__YOUR TASK__
Find every line in the material below that contains the string "outer", and copy each of those lines.

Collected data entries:
-- start --

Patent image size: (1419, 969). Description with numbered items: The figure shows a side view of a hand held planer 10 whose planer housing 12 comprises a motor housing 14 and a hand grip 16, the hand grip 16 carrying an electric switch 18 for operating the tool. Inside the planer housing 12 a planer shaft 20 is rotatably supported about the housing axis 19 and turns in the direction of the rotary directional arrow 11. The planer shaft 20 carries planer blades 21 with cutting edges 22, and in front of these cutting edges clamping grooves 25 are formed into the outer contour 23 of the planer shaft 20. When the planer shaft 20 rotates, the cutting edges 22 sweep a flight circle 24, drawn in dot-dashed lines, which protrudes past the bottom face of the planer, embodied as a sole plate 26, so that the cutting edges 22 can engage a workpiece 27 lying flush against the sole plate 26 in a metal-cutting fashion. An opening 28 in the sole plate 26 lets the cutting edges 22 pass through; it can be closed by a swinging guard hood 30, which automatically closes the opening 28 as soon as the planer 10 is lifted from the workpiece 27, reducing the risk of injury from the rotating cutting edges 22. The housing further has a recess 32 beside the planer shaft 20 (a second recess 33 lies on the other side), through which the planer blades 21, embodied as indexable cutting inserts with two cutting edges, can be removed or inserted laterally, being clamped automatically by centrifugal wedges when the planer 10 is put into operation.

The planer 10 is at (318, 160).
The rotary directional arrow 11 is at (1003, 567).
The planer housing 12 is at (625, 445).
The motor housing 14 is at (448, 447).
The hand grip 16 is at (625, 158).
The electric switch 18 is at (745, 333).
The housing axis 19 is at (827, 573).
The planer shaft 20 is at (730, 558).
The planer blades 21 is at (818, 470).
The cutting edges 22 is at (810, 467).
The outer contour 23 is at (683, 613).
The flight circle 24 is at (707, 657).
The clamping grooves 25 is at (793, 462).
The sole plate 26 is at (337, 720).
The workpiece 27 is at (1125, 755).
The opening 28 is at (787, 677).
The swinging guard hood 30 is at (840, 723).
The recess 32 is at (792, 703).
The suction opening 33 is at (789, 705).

-- end --

__FINAL RESULT__
Patent image size: (1419, 969). Description with numbered items: The figure shows a side view of a hand held planer 10 whose planer housing 12 comprises a motor housing 14 and a hand grip 16, the hand grip 16 carrying an electric switch 18 for operating the tool. Inside the planer housing 12 a planer shaft 20 is rotatably supported about the housing axis 19 and turns in the direction of the rotary directional arrow 11. The planer shaft 20 carries planer blades 21 with cutting edges 22, and in front of these cutting edges clamping grooves 25 are formed into the outer contour 23 of the planer shaft 20. When the planer shaft 20 rotates, the cutting edges 22 sweep a flight circle 24, drawn in dot-dashed lines, which protrudes past the bottom face of the planer, embodied as a sole plate 26, so that the cutting edges 22 can engage a workpiece 27 lying flush against the sole plate 26 in a metal-cutting fashion. An opening 28 in the sole plate 26 lets the cutting edges 22 pass through; it can be closed by a swinging guard hood 30, which automatically closes the opening 28 as soon as the planer 10 is lifted from the workpiece 27, reducing the risk of injury from the rotating cutting edges 22. The housing further has a recess 32 beside the planer shaft 20 (a second recess 33 lies on the other side), through which the planer blades 21, embodied as indexable cutting inserts with two cutting edges, can be removed or inserted laterally, being clamped automatically by centrifugal wedges when the planer 10 is put into operation.
The outer contour 23 is at (683, 613).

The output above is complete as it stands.